§ Written request: Extract all lines in the data that contain the word "Januar".

§ Data entries:
____

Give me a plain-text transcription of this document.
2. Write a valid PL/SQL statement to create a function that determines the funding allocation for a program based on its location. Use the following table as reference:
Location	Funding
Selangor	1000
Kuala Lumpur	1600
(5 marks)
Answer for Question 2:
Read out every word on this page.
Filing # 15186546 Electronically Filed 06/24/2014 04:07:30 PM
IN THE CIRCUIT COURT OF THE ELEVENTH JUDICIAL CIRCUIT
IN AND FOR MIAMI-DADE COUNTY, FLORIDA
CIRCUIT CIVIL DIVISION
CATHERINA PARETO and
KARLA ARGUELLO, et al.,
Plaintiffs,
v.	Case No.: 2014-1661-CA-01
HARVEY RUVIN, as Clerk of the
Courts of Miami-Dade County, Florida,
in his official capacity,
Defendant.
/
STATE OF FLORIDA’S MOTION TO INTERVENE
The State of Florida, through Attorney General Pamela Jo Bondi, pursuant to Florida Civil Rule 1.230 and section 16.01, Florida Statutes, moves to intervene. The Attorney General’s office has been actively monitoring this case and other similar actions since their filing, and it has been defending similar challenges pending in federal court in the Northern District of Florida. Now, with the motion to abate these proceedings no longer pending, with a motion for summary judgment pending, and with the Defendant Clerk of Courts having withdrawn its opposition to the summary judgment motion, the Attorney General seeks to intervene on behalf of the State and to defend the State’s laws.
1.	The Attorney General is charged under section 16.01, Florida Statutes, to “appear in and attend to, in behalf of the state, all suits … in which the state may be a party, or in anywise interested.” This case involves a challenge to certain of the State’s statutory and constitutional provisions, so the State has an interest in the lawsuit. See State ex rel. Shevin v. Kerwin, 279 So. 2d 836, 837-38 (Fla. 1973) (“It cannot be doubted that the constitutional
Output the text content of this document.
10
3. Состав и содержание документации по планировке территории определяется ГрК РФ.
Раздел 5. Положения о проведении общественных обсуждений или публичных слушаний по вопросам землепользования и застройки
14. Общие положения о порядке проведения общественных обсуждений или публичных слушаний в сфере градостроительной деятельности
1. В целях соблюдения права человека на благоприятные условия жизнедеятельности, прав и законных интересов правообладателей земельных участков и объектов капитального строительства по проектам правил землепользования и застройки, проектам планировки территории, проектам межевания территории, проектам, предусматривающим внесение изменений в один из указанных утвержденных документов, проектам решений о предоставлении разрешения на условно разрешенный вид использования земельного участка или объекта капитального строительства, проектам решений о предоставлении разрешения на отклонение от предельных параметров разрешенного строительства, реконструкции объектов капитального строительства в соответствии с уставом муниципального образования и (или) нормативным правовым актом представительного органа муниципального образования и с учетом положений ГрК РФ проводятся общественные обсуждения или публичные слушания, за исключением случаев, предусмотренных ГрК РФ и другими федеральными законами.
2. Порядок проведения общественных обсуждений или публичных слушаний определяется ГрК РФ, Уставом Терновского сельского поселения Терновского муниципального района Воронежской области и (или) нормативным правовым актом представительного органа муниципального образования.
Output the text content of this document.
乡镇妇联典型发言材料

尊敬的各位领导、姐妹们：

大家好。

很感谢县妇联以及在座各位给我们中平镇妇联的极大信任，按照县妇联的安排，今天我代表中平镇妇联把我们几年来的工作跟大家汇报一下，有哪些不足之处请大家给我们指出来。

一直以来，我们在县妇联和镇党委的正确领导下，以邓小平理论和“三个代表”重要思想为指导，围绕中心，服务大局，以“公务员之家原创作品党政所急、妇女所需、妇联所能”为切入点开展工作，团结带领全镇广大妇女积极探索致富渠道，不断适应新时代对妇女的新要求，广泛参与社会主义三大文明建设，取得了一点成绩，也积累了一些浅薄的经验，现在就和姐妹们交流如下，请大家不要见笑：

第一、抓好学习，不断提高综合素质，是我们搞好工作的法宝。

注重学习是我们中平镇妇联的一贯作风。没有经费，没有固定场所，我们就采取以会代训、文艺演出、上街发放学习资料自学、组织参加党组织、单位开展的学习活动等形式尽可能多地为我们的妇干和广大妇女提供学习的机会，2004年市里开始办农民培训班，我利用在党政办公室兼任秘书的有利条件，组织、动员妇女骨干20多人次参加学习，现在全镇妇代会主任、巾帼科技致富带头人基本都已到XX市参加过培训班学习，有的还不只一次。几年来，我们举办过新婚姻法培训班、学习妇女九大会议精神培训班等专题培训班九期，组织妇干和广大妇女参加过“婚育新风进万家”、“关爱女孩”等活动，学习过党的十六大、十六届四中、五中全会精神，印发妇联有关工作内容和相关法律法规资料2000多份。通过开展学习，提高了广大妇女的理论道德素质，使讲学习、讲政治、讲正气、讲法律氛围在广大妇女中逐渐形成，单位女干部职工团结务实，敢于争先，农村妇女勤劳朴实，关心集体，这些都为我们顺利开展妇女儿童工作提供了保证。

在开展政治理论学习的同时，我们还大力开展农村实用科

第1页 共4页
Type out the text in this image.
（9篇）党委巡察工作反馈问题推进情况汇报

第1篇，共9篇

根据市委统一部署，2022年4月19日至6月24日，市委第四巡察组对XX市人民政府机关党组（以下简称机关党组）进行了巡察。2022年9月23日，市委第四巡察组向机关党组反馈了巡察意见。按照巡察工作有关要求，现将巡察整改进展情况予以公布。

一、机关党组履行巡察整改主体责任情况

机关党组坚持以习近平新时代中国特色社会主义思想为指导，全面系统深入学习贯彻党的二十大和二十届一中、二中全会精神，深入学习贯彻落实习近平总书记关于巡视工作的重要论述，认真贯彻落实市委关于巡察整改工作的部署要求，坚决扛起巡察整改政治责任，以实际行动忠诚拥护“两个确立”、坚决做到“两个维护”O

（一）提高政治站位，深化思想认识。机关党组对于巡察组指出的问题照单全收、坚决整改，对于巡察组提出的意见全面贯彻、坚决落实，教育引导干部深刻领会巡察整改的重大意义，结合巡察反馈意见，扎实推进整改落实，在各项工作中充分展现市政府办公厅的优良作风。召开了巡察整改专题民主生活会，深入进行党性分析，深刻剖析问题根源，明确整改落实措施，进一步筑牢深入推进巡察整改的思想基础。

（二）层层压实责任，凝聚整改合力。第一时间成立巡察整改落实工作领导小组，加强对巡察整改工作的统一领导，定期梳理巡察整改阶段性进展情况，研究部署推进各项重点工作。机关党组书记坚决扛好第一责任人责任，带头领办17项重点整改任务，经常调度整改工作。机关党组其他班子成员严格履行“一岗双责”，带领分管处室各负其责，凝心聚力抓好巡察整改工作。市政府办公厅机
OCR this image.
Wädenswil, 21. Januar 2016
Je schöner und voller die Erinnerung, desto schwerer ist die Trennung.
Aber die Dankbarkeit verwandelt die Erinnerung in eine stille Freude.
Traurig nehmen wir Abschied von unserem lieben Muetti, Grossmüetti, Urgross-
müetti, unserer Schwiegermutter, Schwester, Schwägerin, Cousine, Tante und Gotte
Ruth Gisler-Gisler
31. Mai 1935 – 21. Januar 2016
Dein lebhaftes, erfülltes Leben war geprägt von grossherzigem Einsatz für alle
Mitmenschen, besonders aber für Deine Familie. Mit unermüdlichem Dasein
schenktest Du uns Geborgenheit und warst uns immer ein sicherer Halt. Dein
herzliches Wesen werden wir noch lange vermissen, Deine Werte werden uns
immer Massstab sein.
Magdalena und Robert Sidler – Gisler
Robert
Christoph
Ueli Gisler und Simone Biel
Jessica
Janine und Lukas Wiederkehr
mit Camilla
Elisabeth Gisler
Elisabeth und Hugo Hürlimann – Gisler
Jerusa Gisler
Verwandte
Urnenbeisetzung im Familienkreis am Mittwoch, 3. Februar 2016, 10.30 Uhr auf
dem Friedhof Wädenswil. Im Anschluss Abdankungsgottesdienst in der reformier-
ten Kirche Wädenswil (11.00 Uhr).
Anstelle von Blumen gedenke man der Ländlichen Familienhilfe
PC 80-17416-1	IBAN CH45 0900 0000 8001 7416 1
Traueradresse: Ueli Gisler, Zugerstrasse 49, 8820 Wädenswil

____

§ Task response:
Wädenswil, 21. Januar 2016
31. Mai 1935 – 21. Januar 2016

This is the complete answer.